**THE REQUEST**
Your task is to copy each line that has the word "stroke".

Data entries for graphics
※ ※ ※

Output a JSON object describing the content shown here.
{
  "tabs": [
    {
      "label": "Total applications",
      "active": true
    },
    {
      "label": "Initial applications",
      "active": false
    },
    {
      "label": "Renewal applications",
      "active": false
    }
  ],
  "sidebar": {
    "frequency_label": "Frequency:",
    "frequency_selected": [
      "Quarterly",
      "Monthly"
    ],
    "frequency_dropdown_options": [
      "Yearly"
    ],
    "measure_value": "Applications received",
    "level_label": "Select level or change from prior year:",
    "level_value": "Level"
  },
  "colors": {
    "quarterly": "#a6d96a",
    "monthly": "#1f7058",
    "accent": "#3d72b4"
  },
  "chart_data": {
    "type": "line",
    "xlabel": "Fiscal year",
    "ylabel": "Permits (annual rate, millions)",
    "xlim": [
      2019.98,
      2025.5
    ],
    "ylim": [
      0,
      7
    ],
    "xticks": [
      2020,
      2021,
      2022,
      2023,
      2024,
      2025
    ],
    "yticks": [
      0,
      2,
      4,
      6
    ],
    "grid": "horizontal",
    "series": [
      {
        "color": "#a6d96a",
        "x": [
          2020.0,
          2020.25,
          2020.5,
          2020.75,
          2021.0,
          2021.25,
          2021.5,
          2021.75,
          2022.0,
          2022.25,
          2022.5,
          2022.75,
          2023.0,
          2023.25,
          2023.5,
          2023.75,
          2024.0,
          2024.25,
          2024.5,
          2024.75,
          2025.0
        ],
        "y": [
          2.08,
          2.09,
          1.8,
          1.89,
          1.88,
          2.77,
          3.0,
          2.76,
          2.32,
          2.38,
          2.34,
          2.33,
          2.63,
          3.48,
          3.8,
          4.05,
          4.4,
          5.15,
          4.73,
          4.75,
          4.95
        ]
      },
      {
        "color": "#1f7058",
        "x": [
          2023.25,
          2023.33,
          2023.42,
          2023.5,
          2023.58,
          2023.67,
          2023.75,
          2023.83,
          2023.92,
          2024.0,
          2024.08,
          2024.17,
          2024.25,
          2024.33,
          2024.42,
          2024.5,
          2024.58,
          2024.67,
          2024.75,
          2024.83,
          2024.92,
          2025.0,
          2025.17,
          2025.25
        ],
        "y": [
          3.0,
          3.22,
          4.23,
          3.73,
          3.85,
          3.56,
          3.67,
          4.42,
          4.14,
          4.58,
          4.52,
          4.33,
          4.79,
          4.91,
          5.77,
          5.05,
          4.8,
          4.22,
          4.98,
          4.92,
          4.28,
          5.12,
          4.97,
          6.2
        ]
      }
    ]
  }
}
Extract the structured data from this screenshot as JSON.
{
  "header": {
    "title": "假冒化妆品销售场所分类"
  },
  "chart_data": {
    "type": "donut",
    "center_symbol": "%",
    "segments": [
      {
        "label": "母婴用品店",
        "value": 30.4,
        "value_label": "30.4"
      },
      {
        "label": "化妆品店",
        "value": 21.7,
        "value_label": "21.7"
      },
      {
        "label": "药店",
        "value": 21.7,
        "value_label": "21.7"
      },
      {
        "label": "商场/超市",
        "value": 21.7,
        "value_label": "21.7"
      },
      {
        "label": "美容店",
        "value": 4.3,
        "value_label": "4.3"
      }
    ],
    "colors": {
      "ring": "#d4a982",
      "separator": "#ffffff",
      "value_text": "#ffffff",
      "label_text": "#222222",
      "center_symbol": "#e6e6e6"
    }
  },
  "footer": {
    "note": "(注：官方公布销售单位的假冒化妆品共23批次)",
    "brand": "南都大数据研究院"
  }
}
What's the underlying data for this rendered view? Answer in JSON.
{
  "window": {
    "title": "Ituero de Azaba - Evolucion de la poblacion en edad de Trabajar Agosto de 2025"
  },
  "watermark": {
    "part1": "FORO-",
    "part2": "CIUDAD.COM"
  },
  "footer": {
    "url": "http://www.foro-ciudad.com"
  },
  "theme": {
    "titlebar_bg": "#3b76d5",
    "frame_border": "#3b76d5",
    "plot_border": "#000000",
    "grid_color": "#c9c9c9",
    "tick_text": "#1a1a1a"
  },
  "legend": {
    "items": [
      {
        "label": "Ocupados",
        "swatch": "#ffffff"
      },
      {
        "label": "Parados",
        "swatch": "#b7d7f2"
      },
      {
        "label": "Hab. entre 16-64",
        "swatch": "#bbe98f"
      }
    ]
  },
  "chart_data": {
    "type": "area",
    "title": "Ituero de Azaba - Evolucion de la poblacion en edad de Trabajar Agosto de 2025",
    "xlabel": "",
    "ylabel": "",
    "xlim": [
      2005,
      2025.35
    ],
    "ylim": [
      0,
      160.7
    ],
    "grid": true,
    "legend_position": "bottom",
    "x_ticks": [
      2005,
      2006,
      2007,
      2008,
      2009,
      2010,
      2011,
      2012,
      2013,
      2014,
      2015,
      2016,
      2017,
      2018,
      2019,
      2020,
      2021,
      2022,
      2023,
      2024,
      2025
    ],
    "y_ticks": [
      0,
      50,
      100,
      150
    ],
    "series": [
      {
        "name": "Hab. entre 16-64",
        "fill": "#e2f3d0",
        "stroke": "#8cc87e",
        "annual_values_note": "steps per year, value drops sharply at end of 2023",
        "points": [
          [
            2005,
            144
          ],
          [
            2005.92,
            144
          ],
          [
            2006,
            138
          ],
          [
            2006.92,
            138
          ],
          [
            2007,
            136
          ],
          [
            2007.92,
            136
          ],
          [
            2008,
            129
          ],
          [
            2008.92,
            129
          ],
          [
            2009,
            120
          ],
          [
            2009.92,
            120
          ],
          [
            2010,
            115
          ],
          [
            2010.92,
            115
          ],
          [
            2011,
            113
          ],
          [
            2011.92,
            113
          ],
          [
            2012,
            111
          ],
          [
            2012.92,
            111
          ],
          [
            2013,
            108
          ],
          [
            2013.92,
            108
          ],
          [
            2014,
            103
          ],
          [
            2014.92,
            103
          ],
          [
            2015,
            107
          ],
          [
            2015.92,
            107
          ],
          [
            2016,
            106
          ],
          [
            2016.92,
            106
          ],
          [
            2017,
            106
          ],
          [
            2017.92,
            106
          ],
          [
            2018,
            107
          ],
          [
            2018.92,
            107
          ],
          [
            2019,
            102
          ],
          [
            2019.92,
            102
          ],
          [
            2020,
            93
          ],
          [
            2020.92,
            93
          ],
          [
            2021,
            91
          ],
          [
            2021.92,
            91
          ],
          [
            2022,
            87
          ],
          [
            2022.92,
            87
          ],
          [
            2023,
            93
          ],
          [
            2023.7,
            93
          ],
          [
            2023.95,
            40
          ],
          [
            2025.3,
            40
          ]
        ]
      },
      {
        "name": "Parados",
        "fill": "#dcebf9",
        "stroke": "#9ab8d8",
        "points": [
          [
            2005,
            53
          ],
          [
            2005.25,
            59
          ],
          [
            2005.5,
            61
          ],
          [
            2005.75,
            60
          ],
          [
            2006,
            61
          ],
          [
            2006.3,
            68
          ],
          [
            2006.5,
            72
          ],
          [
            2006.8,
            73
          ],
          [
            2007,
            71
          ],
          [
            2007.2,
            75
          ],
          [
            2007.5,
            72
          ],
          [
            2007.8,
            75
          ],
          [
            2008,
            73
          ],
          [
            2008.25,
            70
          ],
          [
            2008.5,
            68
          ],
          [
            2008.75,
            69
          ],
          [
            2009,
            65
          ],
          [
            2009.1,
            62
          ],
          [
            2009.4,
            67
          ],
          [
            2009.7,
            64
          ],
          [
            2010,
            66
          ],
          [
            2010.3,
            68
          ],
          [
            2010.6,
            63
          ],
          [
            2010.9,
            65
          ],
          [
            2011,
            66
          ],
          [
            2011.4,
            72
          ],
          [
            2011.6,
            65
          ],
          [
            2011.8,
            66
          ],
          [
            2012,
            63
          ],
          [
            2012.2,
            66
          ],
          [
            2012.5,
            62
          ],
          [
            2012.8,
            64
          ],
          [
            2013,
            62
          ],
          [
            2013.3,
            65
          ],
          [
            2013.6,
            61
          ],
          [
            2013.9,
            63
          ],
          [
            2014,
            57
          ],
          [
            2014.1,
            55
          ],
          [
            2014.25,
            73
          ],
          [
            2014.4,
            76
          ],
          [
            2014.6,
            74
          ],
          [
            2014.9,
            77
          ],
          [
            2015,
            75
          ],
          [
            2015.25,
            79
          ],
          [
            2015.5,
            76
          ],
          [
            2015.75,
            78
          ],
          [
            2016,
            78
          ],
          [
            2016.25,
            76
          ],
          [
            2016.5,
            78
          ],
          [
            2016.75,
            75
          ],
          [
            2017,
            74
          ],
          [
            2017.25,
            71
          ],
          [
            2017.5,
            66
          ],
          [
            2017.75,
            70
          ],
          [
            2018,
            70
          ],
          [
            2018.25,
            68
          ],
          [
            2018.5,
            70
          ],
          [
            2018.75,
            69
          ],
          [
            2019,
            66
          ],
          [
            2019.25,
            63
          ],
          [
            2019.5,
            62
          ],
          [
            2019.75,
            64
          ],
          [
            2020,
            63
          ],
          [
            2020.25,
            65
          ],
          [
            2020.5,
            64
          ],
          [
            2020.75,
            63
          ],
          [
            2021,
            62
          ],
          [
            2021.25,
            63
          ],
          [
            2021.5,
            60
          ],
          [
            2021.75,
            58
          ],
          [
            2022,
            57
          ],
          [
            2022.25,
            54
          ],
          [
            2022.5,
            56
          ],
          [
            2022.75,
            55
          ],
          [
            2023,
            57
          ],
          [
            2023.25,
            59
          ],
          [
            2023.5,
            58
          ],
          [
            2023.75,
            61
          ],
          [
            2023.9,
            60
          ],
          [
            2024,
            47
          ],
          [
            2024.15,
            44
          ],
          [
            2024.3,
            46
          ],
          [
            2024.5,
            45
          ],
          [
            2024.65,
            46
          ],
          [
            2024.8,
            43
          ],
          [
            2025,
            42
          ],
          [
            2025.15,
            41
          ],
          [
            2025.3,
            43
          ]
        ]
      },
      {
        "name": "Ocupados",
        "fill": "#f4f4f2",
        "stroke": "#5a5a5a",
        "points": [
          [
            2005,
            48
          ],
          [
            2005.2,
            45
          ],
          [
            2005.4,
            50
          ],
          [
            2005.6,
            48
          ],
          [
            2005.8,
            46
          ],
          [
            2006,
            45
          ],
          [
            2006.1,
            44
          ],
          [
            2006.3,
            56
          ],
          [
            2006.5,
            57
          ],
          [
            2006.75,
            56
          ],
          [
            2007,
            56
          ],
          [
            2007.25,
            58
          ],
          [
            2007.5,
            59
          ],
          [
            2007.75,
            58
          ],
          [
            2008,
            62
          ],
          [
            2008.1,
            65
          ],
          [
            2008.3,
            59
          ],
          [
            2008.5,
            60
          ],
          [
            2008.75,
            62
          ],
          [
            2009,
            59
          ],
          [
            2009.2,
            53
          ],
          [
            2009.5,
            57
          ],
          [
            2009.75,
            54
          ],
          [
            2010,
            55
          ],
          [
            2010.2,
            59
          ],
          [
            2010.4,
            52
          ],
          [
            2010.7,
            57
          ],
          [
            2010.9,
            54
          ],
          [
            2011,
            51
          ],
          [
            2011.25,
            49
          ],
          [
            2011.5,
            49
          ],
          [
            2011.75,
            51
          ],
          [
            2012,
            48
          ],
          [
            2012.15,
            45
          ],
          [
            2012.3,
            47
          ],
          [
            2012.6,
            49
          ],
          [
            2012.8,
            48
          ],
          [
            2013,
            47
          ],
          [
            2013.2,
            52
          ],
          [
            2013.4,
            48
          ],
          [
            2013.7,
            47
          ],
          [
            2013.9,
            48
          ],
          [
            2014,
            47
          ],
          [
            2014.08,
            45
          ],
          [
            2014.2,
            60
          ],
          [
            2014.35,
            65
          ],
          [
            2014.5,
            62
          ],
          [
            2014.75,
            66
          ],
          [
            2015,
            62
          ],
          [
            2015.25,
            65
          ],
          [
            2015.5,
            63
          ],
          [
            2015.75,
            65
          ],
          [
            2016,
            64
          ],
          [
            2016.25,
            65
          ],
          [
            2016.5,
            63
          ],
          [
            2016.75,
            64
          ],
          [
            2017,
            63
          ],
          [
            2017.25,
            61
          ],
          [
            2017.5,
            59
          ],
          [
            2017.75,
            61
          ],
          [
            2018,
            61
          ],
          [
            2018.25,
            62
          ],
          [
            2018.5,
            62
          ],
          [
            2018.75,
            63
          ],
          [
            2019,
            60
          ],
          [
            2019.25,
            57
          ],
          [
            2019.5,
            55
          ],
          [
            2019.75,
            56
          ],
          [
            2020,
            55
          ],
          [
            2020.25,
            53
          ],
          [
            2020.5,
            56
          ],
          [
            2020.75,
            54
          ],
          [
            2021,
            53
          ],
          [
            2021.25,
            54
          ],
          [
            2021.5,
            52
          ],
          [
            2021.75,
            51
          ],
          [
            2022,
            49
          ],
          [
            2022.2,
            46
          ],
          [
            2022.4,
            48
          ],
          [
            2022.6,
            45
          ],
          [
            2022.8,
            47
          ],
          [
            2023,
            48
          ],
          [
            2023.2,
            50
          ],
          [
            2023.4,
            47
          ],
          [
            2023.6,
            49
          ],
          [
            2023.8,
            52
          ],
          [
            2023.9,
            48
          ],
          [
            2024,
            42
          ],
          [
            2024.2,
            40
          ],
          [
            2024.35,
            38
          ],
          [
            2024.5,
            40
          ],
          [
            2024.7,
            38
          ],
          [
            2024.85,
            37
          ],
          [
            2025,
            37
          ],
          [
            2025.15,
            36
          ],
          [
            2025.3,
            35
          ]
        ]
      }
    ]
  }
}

※ ※ ※

**FINISHED EXERCISE**
        "stroke": "#8cc87e",
        "stroke": "#9ab8d8",
        "stroke": "#5a5a5a",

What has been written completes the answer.